**TO DO**. Each line of the material must be repeated precisely, with the pictures left out.

**Dataset records on visual material**.
'''
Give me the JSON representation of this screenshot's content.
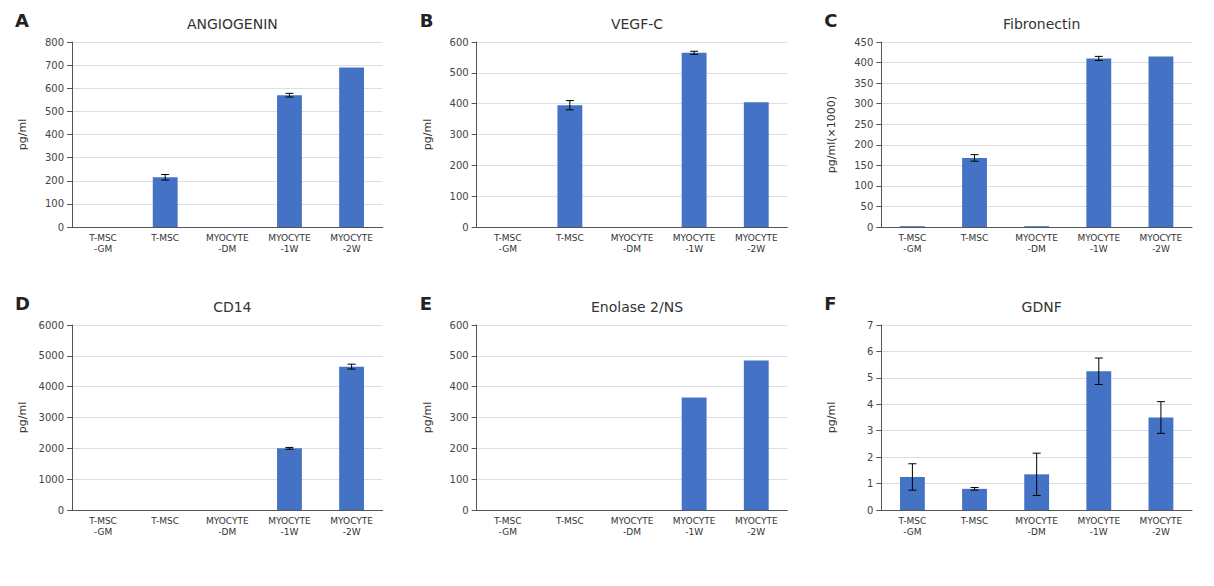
{
  "chart_data": [
    {
      "type": "bar",
      "annotation": "A",
      "title": "ANGIOGENIN",
      "ylabel": "pg/ml",
      "categories": [
        "T-MSC\n-GM",
        "T-MSC",
        "MYOCYTE\n-DM",
        "MYOCYTE\n-1W",
        "MYOCYTE\n-2W"
      ],
      "values": [
        0,
        215,
        0,
        570,
        690
      ],
      "errors": [
        0,
        12,
        0,
        8,
        0
      ],
      "color": "#4472C4",
      "ylim": [
        0,
        800
      ],
      "yticks": [
        0,
        100,
        200,
        300,
        400,
        500,
        600,
        700,
        800
      ],
      "grid": true
    },
    {
      "type": "bar",
      "annotation": "B",
      "title": "VEGF-C",
      "ylabel": "pg/ml",
      "categories": [
        "T-MSC\n-GM",
        "T-MSC",
        "MYOCYTE\n-DM",
        "MYOCYTE\n-1W",
        "MYOCYTE\n-2W"
      ],
      "values": [
        0,
        395,
        0,
        565,
        405
      ],
      "errors": [
        0,
        15,
        0,
        5,
        0
      ],
      "color": "#4472C4",
      "ylim": [
        0,
        600
      ],
      "yticks": [
        0,
        100,
        200,
        300,
        400,
        500,
        600
      ],
      "grid": true
    },
    {
      "type": "bar",
      "annotation": "C",
      "title": "Fibronectin",
      "ylabel": "pg/ml(×1000)",
      "categories": [
        "T-MSC\n-GM",
        "T-MSC",
        "MYOCYTE\n-DM",
        "MYOCYTE\n-1W",
        "MYOCYTE\n-2W"
      ],
      "values": [
        2,
        168,
        2,
        410,
        415
      ],
      "errors": [
        0,
        8,
        0,
        5,
        0
      ],
      "color": "#4472C4",
      "ylim": [
        0,
        450
      ],
      "yticks": [
        0,
        50,
        100,
        150,
        200,
        250,
        300,
        350,
        400,
        450
      ],
      "grid": true
    },
    {
      "type": "bar",
      "annotation": "D",
      "title": "CD14",
      "ylabel": "pg/ml",
      "categories": [
        "T-MSC\n-GM",
        "T-MSC",
        "MYOCYTE\n-DM",
        "MYOCYTE\n-1W",
        "MYOCYTE\n-2W"
      ],
      "values": [
        0,
        0,
        0,
        2000,
        4650
      ],
      "errors": [
        0,
        0,
        0,
        30,
        80
      ],
      "color": "#4472C4",
      "ylim": [
        0,
        6000
      ],
      "yticks": [
        0,
        1000,
        2000,
        3000,
        4000,
        5000,
        6000
      ],
      "grid": true
    },
    {
      "type": "bar",
      "annotation": "E",
      "title": "Enolase 2/NS",
      "ylabel": "pg/ml",
      "categories": [
        "T-MSC\n-GM",
        "T-MSC",
        "MYOCYTE\n-DM",
        "MYOCYTE\n-1W",
        "MYOCYTE\n-2W"
      ],
      "values": [
        0,
        0,
        0,
        365,
        485
      ],
      "errors": [
        0,
        0,
        0,
        0,
        0
      ],
      "color": "#4472C4",
      "ylim": [
        0,
        600
      ],
      "yticks": [
        0,
        100,
        200,
        300,
        400,
        500,
        600
      ],
      "grid": true
    },
    {
      "type": "bar",
      "annotation": "F",
      "title": "GDNF",
      "ylabel": "pg/ml",
      "categories": [
        "T-MSC\n-GM",
        "T-MSC",
        "MYOCYTE\n-DM",
        "MYOCYTE\n-1W",
        "MYOCYTE\n-2W"
      ],
      "values": [
        1.25,
        0.8,
        1.35,
        5.25,
        3.5
      ],
      "errors": [
        0.5,
        0.05,
        0.8,
        0.5,
        0.6
      ],
      "color": "#4472C4",
      "ylim": [
        0,
        7
      ],
      "yticks": [
        0,
        1,
        2,
        3,
        4,
        5,
        6,
        7
      ],
      "grid": true
    }
  ]
}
'''
**IN RESPONSE**.
Give me the JSON representation of this screenshot's content.
{
  "chart_data": [
    {
      "type": "bar",
      "annotation": "A",
      "title": "ANGIOGENIN",
      "ylabel": "pg/ml",
      "categories": [
        "T-MSC\n-GM",
        "T-MSC",
        "MYOCYTE\n-DM",
        "MYOCYTE\n-1W",
        "MYOCYTE\n-2W"
      ],
      "values": [
        0,
        215,
        0,
        570,
        690
      ],
      "errors": [
        0,
        12,
        0,
        8,
        0
      ],
      "color": "#4472C4",
      "ylim": [
        0,
        800
      ],
      "yticks": [
        0,
        100,
        200,
        300,
        400,
        500,
        600,
        700,
        800
      ],
      "grid": true
    },
    {
      "type": "bar",
      "annotation": "B",
      "title": "VEGF-C",
      "ylabel": "pg/ml",
      "categories": [
        "T-MSC\n-GM",
        "T-MSC",
        "MYOCYTE\n-DM",
        "MYOCYTE\n-1W",
        "MYOCYTE\n-2W"
      ],
      "values": [
        0,
        395,
        0,
        565,
        405
      ],
      "errors": [
        0,
        15,
        0,
        5,
        0
      ],
      "color": "#4472C4",
      "ylim": [
        0,
        600
      ],
      "yticks": [
        0,
        100,
        200,
        300,
        400,
        500,
        600
      ],
      "grid": true
    },
    {
      "type": "bar",
      "annotation": "C",
      "title": "Fibronectin",
      "ylabel": "pg/ml(×1000)",
      "categories": [
        "T-MSC\n-GM",
        "T-MSC",
        "MYOCYTE\n-DM",
        "MYOCYTE\n-1W",
        "MYOCYTE\n-2W"
      ],
      "values": [
        2,
        168,
        2,
        410,
        415
      ],
      "errors": [
        0,
        8,
        0,
        5,
        0
      ],
      "color": "#4472C4",
      "ylim": [
        0,
        450
      ],
      "yticks": [
        0,
        50,
        100,
        150,
        200,
        250,
        300,
        350,
        400,
        450
      ],
      "grid": true
    },
    {
      "type": "bar",
      "annotation": "D",
      "title": "CD14",
      "ylabel": "pg/ml",
      "categories": [
        "T-MSC\n-GM",
        "T-MSC",
        "MYOCYTE\n-DM",
        "MYOCYTE\n-1W",
        "MYOCYTE\n-2W"
      ],
      "values": [
        0,
        0,
        0,
        2000,
        4650
      ],
      "errors": [
        0,
        0,
        0,
        30,
        80
      ],
      "color": "#4472C4",
      "ylim": [
        0,
        6000
      ],
      "yticks": [
        0,
        1000,
        2000,
        3000,
        4000,
        5000,
        6000
      ],
      "grid": true
    },
    {
      "type": "bar",
      "annotation": "E",
      "title": "Enolase 2/NS",
      "ylabel": "pg/ml",
      "categories": [
        "T-MSC\n-GM",
        "T-MSC",
        "MYOCYTE\n-DM",
        "MYOCYTE\n-1W",
        "MYOCYTE\n-2W"
      ],
      "values": [
        0,
        0,
        0,
        365,
        485
      ],
      "errors": [
        0,
        0,
        0,
        0,
        0
      ],
      "color": "#4472C4",
      "ylim": [
        0,
        600
      ],
      "yticks": [
        0,
        100,
        200,
        300,
        400,
        500,
        600
      ],
      "grid": true
    },
    {
      "type": "bar",
      "annotation": "F",
      "title": "GDNF",
      "ylabel": "pg/ml",
      "categories": [
        "T-MSC\n-GM",
        "T-MSC",
        "MYOCYTE\n-DM",
        "MYOCYTE\n-1W",
        "MYOCYTE\n-2W"
      ],
      "values": [
        1.25,
        0.8,
        1.35,
        5.25,
        3.5
      ],
      "errors": [
        0.5,
        0.05,
        0.8,
        0.5,
        0.6
      ],
      "color": "#4472C4",
      "ylim": [
        0,
        7
      ],
      "yticks": [
        0,
        1,
        2,
        3,
        4,
        5,
        6,
        7
      ],
      "grid": true
    }
  ]
}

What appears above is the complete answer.